==== Data section

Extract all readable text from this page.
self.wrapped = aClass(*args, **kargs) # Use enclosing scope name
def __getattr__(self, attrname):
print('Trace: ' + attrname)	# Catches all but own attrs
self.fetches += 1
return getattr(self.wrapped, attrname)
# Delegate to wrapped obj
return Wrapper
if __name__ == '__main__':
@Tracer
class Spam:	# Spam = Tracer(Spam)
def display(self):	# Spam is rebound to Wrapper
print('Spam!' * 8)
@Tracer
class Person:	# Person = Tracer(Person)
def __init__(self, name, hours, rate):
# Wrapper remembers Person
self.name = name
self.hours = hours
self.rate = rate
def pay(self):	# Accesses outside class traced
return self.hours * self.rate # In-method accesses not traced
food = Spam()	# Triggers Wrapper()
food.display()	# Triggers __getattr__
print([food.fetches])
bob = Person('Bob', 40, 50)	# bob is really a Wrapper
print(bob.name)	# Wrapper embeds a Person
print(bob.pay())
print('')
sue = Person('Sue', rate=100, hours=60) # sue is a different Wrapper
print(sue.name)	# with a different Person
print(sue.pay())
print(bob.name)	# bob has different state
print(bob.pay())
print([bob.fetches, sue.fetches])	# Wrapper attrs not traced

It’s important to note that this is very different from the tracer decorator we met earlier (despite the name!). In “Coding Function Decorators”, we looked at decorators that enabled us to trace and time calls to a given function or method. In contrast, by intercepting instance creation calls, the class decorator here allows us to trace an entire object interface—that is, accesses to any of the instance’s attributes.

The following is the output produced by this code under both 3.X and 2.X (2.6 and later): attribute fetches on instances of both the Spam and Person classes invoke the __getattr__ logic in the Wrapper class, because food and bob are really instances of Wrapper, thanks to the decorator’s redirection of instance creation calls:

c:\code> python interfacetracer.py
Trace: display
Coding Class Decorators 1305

========

### Prompt
Within the data above, pick out all lines holding the word "Triggers".

### The solution
food = Spam()	# Triggers Wrapper()
food.display()	# Triggers __getattr__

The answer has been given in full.